Images do not belong in the copy. Retype all the entries below exactly.

+++ EXERCISE INPUTS

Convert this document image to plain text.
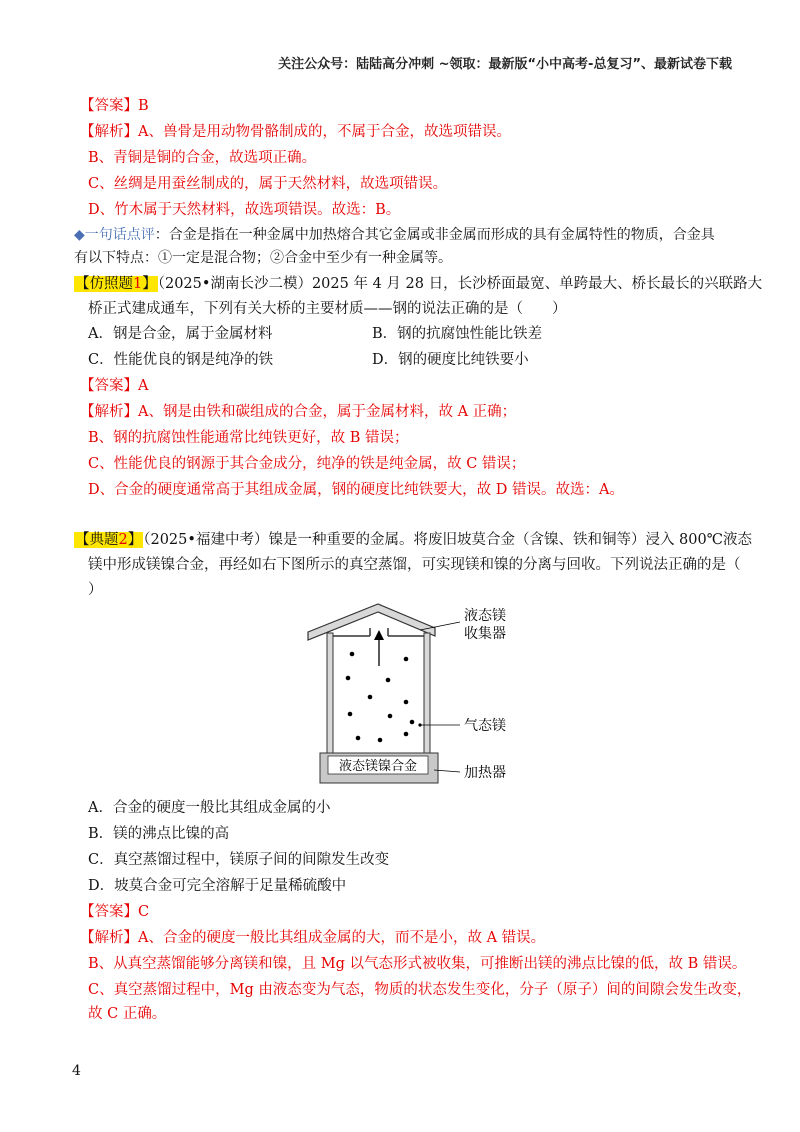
关注公众号：陆陆高分冲刺 ~领取：最新版“小中高考-总复习”、最新试卷下载
【答案】B
【解析】A、兽骨是用动物骨骼制成的，不属于合金，故选项错误。
B、青铜是铜的合金，故选项正确。
C、丝绸是用蚕丝制成的，属于天然材料，故选项错误。
D、竹木属于天然材料，故选项错误。故选：B。
◆一句话点评：合金是指在一种金属中加热熔合其它金属或非金属而形成的具有金属特性的物质，合金具
有以下特点：①一定是混合物；②合金中至少有一种金属等。
【仿照题1】（2025•湖南长沙二模）2025 年 4 月 28 日，长沙桥面最宽、单跨最大、桥长最长的兴联路大
桥正式建成通车，下列有关大桥的主要材质——钢的说法正确的是（　　）
A．钢是合金，属于金属材料	B．钢的抗腐蚀性能比铁差
C．性能优良的钢是纯净的铁	D．钢的硬度比纯铁要小
【答案】A
【解析】A、钢是由铁和碳组成的合金，属于金属材料，故 A 正确；
B、钢的抗腐蚀性能通常比纯铁更好，故 B 错误；
C、性能优良的钢源于其合金成分，纯净的铁是纯金属，故 C 错误；
D、合金的硬度通常高于其组成金属，钢的硬度比纯铁要大，故 D 错误。故选：A。
【典题2】（2025•福建中考）镍是一种重要的金属。将废旧坡莫合金（含镍、铁和铜等）浸入 800℃液态
镁中形成镁镍合金，再经如右下图所示的真空蒸馏，可实现镁和镍的分离与回收。下列说法正确的是（
）
液态镁镍合金
液态镁
收集器
气态镁
加热器
A．合金的硬度一般比其组成金属的小
B．镁的沸点比镍的高
C．真空蒸馏过程中，镁原子间的间隙发生改变
D．坡莫合金可完全溶解于足量稀硫酸中
【答案】C
【解析】A、合金的硬度一般比其组成金属的大，而不是小，故 A 错误。
B、从真空蒸馏能够分离镁和镍，且 Mg 以气态形式被收集，可推断出镁的沸点比镍的低，故 B 错误。
C、真空蒸馏过程中，Mg 由液态变为气态，物质的状态发生变化，分子（原子）间的间隙会发生改变，
故 C 正确。
4
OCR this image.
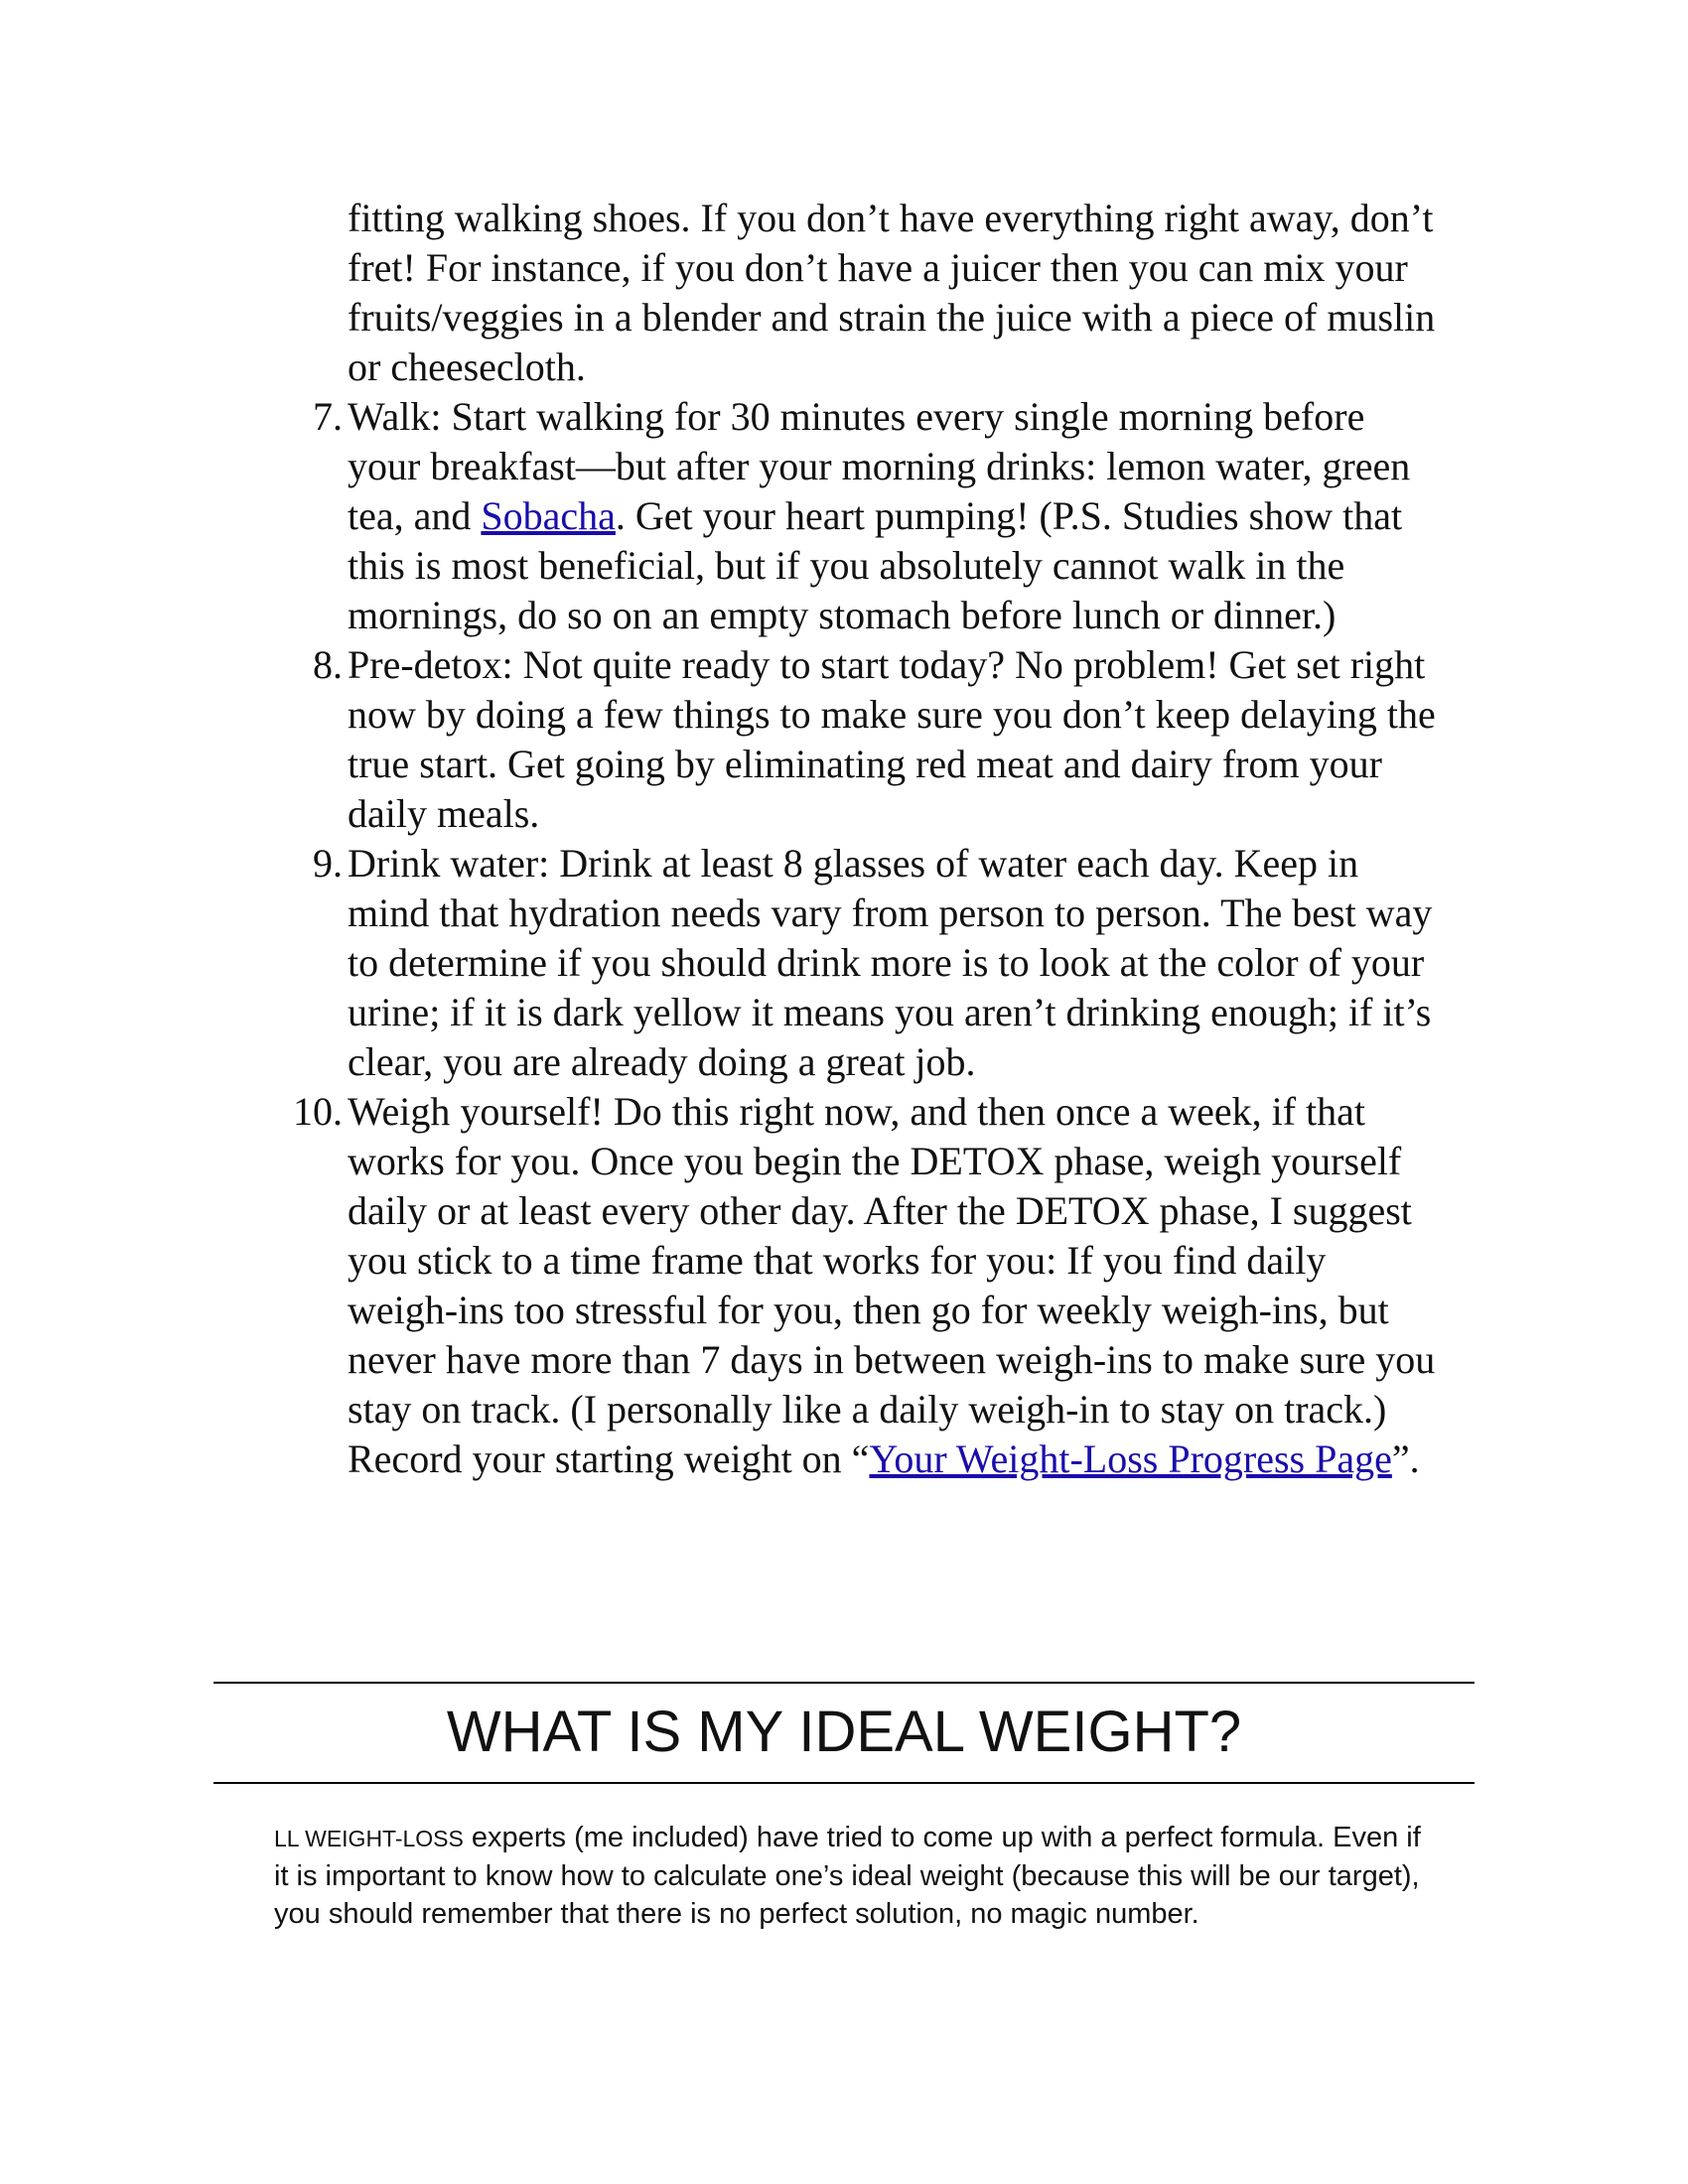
fitting walking shoes. If you don’t have everything right away, don’t fret! For instance, if you don’t have a juicer then you can mix your fruits/veggies in a blender and strain the juice with a piece of muslin or cheesecloth.

7. Walk: Start walking for 30 minutes every single morning before your breakfast—but after your morning drinks: lemon water, green tea, and Sobacha. Get your heart pumping! (P.S. Studies show that this is most beneficial, but if you absolutely cannot walk in the mornings, do so on an empty stomach before lunch or dinner.)

8. Pre-detox: Not quite ready to start today? No problem! Get set right now by doing a few things to make sure you don’t keep delaying the true start. Get going by eliminating red meat and dairy from your daily meals.

9. Drink water: Drink at least 8 glasses of water each day. Keep in mind that hydration needs vary from person to person. The best way to determine if you should drink more is to look at the color of your urine; if it is dark yellow it means you aren’t drinking enough; if it’s clear, you are already doing a great job.

10. Weigh yourself! Do this right now, and then once a week, if that works for you. Once you begin the DETOX phase, weigh yourself daily or at least every other day. After the DETOX phase, I suggest you stick to a time frame that works for you: If you find daily weigh-ins too stressful for you, then go for weekly weigh-ins, but never have more than 7 days in between weigh-ins to make sure you stay on track. (I personally like a daily weigh-in to stay on track.) Record your starting weight on “Your Weight-Loss Progress Page”.

WHAT IS MY IDEAL WEIGHT?

LL WEIGHT-LOSS experts (me included) have tried to come up with a perfect formula. Even if it is important to know how to calculate one’s ideal weight (because this will be our target), you should remember that there is no perfect solution, no magic number.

++++++

OUTPUT FOR THIS EXERCISE:
Convert this document image to plain text.
关注公众号：陆陆高分冲刺 ~领取：最新版“小中高考-总复习”、最新试卷下载
【答案】B
【解析】A、兽骨是用动物骨骼制成的，不属于合金，故选项错误。
B、青铜是铜的合金，故选项正确。
C、丝绸是用蚕丝制成的，属于天然材料，故选项错误。
D、竹木属于天然材料，故选项错误。故选：B。
◆一句话点评：合金是指在一种金属中加热熔合其它金属或非金属而形成的具有金属特性的物质，合金具
有以下特点：①一定是混合物；②合金中至少有一种金属等。
【仿照题1】（2025•湖南长沙二模）2025 年 4 月 28 日，长沙桥面最宽、单跨最大、桥长最长的兴联路大
桥正式建成通车，下列有关大桥的主要材质——钢的说法正确的是（　　）
A．钢是合金，属于金属材料	B．钢的抗腐蚀性能比铁差
C．性能优良的钢是纯净的铁	D．钢的硬度比纯铁要小
【答案】A
【解析】A、钢是由铁和碳组成的合金，属于金属材料，故 A 正确；
B、钢的抗腐蚀性能通常比纯铁更好，故 B 错误；
C、性能优良的钢源于其合金成分，纯净的铁是纯金属，故 C 错误；
D、合金的硬度通常高于其组成金属，钢的硬度比纯铁要大，故 D 错误。故选：A。
【典题2】（2025•福建中考）镍是一种重要的金属。将废旧坡莫合金（含镍、铁和铜等）浸入 800℃液态
镁中形成镁镍合金，再经如右下图所示的真空蒸馏，可实现镁和镍的分离与回收。下列说法正确的是（
）
液态镁镍合金
液态镁
收集器
气态镁
加热器
A．合金的硬度一般比其组成金属的小
B．镁的沸点比镍的高
C．真空蒸馏过程中，镁原子间的间隙发生改变
D．坡莫合金可完全溶解于足量稀硫酸中
【答案】C
【解析】A、合金的硬度一般比其组成金属的大，而不是小，故 A 错误。
B、从真空蒸馏能够分离镁和镍，且 Mg 以气态形式被收集，可推断出镁的沸点比镍的低，故 B 错误。
C、真空蒸馏过程中，Mg 由液态变为气态，物质的状态发生变化，分子（原子）间的间隙会发生改变，
故 C 正确。
4
OCR this image.
fitting walking shoes. If you don’t have everything right away, don’t fret! For instance, if you don’t have a juicer then you can mix your fruits/veggies in a blender and strain the juice with a piece of muslin or cheesecloth.

7. Walk: Start walking for 30 minutes every single morning before your breakfast—but after your morning drinks: lemon water, green tea, and Sobacha. Get your heart pumping! (P.S. Studies show that this is most beneficial, but if you absolutely cannot walk in the mornings, do so on an empty stomach before lunch or dinner.)

8. Pre-detox: Not quite ready to start today? No problem! Get set right now by doing a few things to make sure you don’t keep delaying the true start. Get going by eliminating red meat and dairy from your daily meals.

9. Drink water: Drink at least 8 glasses of water each day. Keep in mind that hydration needs vary from person to person. The best way to determine if you should drink more is to look at the color of your urine; if it is dark yellow it means you aren’t drinking enough; if it’s clear, you are already doing a great job.

10. Weigh yourself! Do this right now, and then once a week, if that works for you. Once you begin the DETOX phase, weigh yourself daily or at least every other day. After the DETOX phase, I suggest you stick to a time frame that works for you: If you find daily weigh-ins too stressful for you, then go for weekly weigh-ins, but never have more than 7 days in between weigh-ins to make sure you stay on track. (I personally like a daily weigh-in to stay on track.) Record your starting weight on “Your Weight-Loss Progress Page”.

WHAT IS MY IDEAL WEIGHT?

LL WEIGHT-LOSS experts (me included) have tried to come up with a perfect formula. Even if it is important to know how to calculate one’s ideal weight (because this will be our target), you should remember that there is no perfect solution, no magic number.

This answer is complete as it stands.